___ Source records ___
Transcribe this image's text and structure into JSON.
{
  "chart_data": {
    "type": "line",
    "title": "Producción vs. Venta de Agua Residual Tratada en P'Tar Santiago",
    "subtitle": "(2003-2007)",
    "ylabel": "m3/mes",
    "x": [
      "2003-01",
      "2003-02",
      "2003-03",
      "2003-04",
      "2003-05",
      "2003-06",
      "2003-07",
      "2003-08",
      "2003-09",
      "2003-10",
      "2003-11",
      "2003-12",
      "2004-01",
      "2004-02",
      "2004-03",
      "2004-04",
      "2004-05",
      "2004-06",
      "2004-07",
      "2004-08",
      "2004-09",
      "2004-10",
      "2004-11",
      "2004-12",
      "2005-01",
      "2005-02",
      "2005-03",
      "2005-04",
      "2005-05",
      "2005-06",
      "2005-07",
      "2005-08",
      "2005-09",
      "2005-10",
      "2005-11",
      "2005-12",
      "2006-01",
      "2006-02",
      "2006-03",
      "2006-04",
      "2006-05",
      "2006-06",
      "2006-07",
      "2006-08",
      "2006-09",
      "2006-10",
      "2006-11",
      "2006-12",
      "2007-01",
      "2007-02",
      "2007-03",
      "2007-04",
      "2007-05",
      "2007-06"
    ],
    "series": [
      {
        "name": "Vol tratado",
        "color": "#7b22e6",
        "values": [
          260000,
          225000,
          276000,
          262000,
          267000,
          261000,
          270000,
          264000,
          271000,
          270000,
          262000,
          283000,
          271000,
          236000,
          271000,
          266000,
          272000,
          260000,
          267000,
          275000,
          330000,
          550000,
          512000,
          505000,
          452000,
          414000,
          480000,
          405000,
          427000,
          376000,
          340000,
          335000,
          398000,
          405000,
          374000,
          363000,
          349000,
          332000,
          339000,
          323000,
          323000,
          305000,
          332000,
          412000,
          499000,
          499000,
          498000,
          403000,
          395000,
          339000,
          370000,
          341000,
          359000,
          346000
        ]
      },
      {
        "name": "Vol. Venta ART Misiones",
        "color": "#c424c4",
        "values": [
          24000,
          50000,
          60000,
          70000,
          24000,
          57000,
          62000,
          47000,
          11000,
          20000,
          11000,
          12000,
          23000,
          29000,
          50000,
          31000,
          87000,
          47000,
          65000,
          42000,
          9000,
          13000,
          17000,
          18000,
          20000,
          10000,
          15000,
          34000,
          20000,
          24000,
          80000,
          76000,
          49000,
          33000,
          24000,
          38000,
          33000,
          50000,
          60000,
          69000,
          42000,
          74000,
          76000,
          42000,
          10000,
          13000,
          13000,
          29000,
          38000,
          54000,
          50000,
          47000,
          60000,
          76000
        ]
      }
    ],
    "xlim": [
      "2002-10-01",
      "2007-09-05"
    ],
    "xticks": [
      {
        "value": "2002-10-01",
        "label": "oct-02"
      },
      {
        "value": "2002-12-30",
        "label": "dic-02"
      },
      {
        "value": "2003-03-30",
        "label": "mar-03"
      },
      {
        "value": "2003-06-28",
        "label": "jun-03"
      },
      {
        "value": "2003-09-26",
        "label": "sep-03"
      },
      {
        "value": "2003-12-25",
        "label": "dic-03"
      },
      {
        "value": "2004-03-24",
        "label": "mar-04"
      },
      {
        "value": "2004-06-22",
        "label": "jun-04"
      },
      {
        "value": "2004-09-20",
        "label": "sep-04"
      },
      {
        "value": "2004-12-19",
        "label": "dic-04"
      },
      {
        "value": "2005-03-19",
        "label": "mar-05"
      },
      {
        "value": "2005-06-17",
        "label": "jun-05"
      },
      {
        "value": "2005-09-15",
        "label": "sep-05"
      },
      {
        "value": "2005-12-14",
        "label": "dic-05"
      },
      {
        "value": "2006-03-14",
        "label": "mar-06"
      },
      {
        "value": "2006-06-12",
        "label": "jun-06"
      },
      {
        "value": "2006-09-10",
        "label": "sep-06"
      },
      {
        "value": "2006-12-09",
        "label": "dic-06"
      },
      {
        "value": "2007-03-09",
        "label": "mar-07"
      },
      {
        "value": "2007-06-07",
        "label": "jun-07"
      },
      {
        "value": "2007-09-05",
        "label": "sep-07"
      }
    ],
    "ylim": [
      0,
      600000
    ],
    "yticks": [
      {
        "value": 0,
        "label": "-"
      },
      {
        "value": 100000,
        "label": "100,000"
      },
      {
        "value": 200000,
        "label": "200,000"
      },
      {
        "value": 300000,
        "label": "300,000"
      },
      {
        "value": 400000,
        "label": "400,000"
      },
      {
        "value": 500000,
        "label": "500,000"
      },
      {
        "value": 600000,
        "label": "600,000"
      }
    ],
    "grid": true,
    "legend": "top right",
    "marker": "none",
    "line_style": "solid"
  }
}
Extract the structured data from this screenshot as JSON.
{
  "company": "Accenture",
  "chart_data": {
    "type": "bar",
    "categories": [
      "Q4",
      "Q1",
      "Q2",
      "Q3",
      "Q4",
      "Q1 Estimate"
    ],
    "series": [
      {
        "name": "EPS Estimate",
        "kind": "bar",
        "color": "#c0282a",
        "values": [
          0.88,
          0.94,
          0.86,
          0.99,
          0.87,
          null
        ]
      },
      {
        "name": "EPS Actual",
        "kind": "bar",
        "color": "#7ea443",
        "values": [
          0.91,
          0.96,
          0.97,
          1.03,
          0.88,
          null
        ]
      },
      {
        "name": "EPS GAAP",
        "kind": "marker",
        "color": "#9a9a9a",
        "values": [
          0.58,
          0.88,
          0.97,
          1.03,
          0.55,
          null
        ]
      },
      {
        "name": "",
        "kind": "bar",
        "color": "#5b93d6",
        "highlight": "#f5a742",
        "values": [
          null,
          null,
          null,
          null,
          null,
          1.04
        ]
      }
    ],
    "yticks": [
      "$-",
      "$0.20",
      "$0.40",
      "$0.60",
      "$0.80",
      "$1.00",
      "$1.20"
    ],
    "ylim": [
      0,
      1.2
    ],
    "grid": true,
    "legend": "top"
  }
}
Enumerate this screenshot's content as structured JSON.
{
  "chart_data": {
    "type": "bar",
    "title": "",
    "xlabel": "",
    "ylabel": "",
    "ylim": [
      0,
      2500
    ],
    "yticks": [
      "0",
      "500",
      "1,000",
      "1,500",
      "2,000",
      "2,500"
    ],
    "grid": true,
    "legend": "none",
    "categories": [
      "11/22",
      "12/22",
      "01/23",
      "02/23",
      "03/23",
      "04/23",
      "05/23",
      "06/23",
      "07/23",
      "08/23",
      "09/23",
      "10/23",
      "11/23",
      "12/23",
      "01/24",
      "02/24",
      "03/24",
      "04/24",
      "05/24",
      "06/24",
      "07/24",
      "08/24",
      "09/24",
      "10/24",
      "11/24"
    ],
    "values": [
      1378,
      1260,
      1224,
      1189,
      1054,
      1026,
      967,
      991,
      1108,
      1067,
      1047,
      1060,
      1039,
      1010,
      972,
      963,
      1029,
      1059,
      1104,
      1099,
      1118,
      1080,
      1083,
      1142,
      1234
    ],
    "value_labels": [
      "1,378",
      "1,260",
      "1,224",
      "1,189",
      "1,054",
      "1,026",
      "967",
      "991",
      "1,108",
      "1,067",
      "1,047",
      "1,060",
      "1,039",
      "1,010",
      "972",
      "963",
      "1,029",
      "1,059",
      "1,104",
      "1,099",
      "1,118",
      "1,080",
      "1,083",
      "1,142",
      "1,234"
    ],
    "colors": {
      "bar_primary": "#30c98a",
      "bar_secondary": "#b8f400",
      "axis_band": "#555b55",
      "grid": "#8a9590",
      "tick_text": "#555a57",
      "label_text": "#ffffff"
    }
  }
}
___
- Brief
Repeat the listing above without any change.

- Response
Transcribe this image's text and structure into JSON.
{
  "chart_data": {
    "type": "line",
    "title": "Producción vs. Venta de Agua Residual Tratada en P'Tar Santiago",
    "subtitle": "(2003-2007)",
    "ylabel": "m3/mes",
    "x": [
      "2003-01",
      "2003-02",
      "2003-03",
      "2003-04",
      "2003-05",
      "2003-06",
      "2003-07",
      "2003-08",
      "2003-09",
      "2003-10",
      "2003-11",
      "2003-12",
      "2004-01",
      "2004-02",
      "2004-03",
      "2004-04",
      "2004-05",
      "2004-06",
      "2004-07",
      "2004-08",
      "2004-09",
      "2004-10",
      "2004-11",
      "2004-12",
      "2005-01",
      "2005-02",
      "2005-03",
      "2005-04",
      "2005-05",
      "2005-06",
      "2005-07",
      "2005-08",
      "2005-09",
      "2005-10",
      "2005-11",
      "2005-12",
      "2006-01",
      "2006-02",
      "2006-03",
      "2006-04",
      "2006-05",
      "2006-06",
      "2006-07",
      "2006-08",
      "2006-09",
      "2006-10",
      "2006-11",
      "2006-12",
      "2007-01",
      "2007-02",
      "2007-03",
      "2007-04",
      "2007-05",
      "2007-06"
    ],
    "series": [
      {
        "name": "Vol tratado",
        "color": "#7b22e6",
        "values": [
          260000,
          225000,
          276000,
          262000,
          267000,
          261000,
          270000,
          264000,
          271000,
          270000,
          262000,
          283000,
          271000,
          236000,
          271000,
          266000,
          272000,
          260000,
          267000,
          275000,
          330000,
          550000,
          512000,
          505000,
          452000,
          414000,
          480000,
          405000,
          427000,
          376000,
          340000,
          335000,
          398000,
          405000,
          374000,
          363000,
          349000,
          332000,
          339000,
          323000,
          323000,
          305000,
          332000,
          412000,
          499000,
          499000,
          498000,
          403000,
          395000,
          339000,
          370000,
          341000,
          359000,
          346000
        ]
      },
      {
        "name": "Vol. Venta ART Misiones",
        "color": "#c424c4",
        "values": [
          24000,
          50000,
          60000,
          70000,
          24000,
          57000,
          62000,
          47000,
          11000,
          20000,
          11000,
          12000,
          23000,
          29000,
          50000,
          31000,
          87000,
          47000,
          65000,
          42000,
          9000,
          13000,
          17000,
          18000,
          20000,
          10000,
          15000,
          34000,
          20000,
          24000,
          80000,
          76000,
          49000,
          33000,
          24000,
          38000,
          33000,
          50000,
          60000,
          69000,
          42000,
          74000,
          76000,
          42000,
          10000,
          13000,
          13000,
          29000,
          38000,
          54000,
          50000,
          47000,
          60000,
          76000
        ]
      }
    ],
    "xlim": [
      "2002-10-01",
      "2007-09-05"
    ],
    "xticks": [
      {
        "value": "2002-10-01",
        "label": "oct-02"
      },
      {
        "value": "2002-12-30",
        "label": "dic-02"
      },
      {
        "value": "2003-03-30",
        "label": "mar-03"
      },
      {
        "value": "2003-06-28",
        "label": "jun-03"
      },
      {
        "value": "2003-09-26",
        "label": "sep-03"
      },
      {
        "value": "2003-12-25",
        "label": "dic-03"
      },
      {
        "value": "2004-03-24",
        "label": "mar-04"
      },
      {
        "value": "2004-06-22",
        "label": "jun-04"
      },
      {
        "value": "2004-09-20",
        "label": "sep-04"
      },
      {
        "value": "2004-12-19",
        "label": "dic-04"
      },
      {
        "value": "2005-03-19",
        "label": "mar-05"
      },
      {
        "value": "2005-06-17",
        "label": "jun-05"
      },
      {
        "value": "2005-09-15",
        "label": "sep-05"
      },
      {
        "value": "2005-12-14",
        "label": "dic-05"
      },
      {
        "value": "2006-03-14",
        "label": "mar-06"
      },
      {
        "value": "2006-06-12",
        "label": "jun-06"
      },
      {
        "value": "2006-09-10",
        "label": "sep-06"
      },
      {
        "value": "2006-12-09",
        "label": "dic-06"
      },
      {
        "value": "2007-03-09",
        "label": "mar-07"
      },
      {
        "value": "2007-06-07",
        "label": "jun-07"
      },
      {
        "value": "2007-09-05",
        "label": "sep-07"
      }
    ],
    "ylim": [
      0,
      600000
    ],
    "yticks": [
      {
        "value": 0,
        "label": "-"
      },
      {
        "value": 100000,
        "label": "100,000"
      },
      {
        "value": 200000,
        "label": "200,000"
      },
      {
        "value": 300000,
        "label": "300,000"
      },
      {
        "value": 400000,
        "label": "400,000"
      },
      {
        "value": 500000,
        "label": "500,000"
      },
      {
        "value": 600000,
        "label": "600,000"
      }
    ],
    "grid": true,
    "legend": "top right",
    "marker": "none",
    "line_style": "solid"
  }
}
Extract the structured data from this screenshot as JSON.
{
  "company": "Accenture",
  "chart_data": {
    "type": "bar",
    "categories": [
      "Q4",
      "Q1",
      "Q2",
      "Q3",
      "Q4",
      "Q1 Estimate"
    ],
    "series": [
      {
        "name": "EPS Estimate",
        "kind": "bar",
        "color": "#c0282a",
        "values": [
          0.88,
          0.94,
          0.86,
          0.99,
          0.87,
          null
        ]
      },
      {
        "name": "EPS Actual",
        "kind": "bar",
        "color": "#7ea443",
        "values": [
          0.91,
          0.96,
          0.97,
          1.03,
          0.88,
          null
        ]
      },
      {
        "name": "EPS GAAP",
        "kind": "marker",
        "color": "#9a9a9a",
        "values": [
          0.58,
          0.88,
          0.97,
          1.03,
          0.55,
          null
        ]
      },
      {
        "name": "",
        "kind": "bar",
        "color": "#5b93d6",
        "highlight": "#f5a742",
        "values": [
          null,
          null,
          null,
          null,
          null,
          1.04
        ]
      }
    ],
    "yticks": [
      "$-",
      "$0.20",
      "$0.40",
      "$0.60",
      "$0.80",
      "$1.00",
      "$1.20"
    ],
    "ylim": [
      0,
      1.2
    ],
    "grid": true,
    "legend": "top"
  }
}
Enumerate this screenshot's content as structured JSON.
{
  "chart_data": {
    "type": "bar",
    "title": "",
    "xlabel": "",
    "ylabel": "",
    "ylim": [
      0,
      2500
    ],
    "yticks": [
      "0",
      "500",
      "1,000",
      "1,500",
      "2,000",
      "2,500"
    ],
    "grid": true,
    "legend": "none",
    "categories": [
      "11/22",
      "12/22",
      "01/23",
      "02/23",
      "03/23",
      "04/23",
      "05/23",
      "06/23",
      "07/23",
      "08/23",
      "09/23",
      "10/23",
      "11/23",
      "12/23",
      "01/24",
      "02/24",
      "03/24",
      "04/24",
      "05/24",
      "06/24",
      "07/24",
      "08/24",
      "09/24",
      "10/24",
      "11/24"
    ],
    "values": [
      1378,
      1260,
      1224,
      1189,
      1054,
      1026,
      967,
      991,
      1108,
      1067,
      1047,
      1060,
      1039,
      1010,
      972,
      963,
      1029,
      1059,
      1104,
      1099,
      1118,
      1080,
      1083,
      1142,
      1234
    ],
    "value_labels": [
      "1,378",
      "1,260",
      "1,224",
      "1,189",
      "1,054",
      "1,026",
      "967",
      "991",
      "1,108",
      "1,067",
      "1,047",
      "1,060",
      "1,039",
      "1,010",
      "972",
      "963",
      "1,029",
      "1,059",
      "1,104",
      "1,099",
      "1,118",
      "1,080",
      "1,083",
      "1,142",
      "1,234"
    ],
    "colors": {
      "bar_primary": "#30c98a",
      "bar_secondary": "#b8f400",
      "axis_band": "#555b55",
      "grid": "#8a9590",
      "tick_text": "#555a57",
      "label_text": "#ffffff"
    }
  }
}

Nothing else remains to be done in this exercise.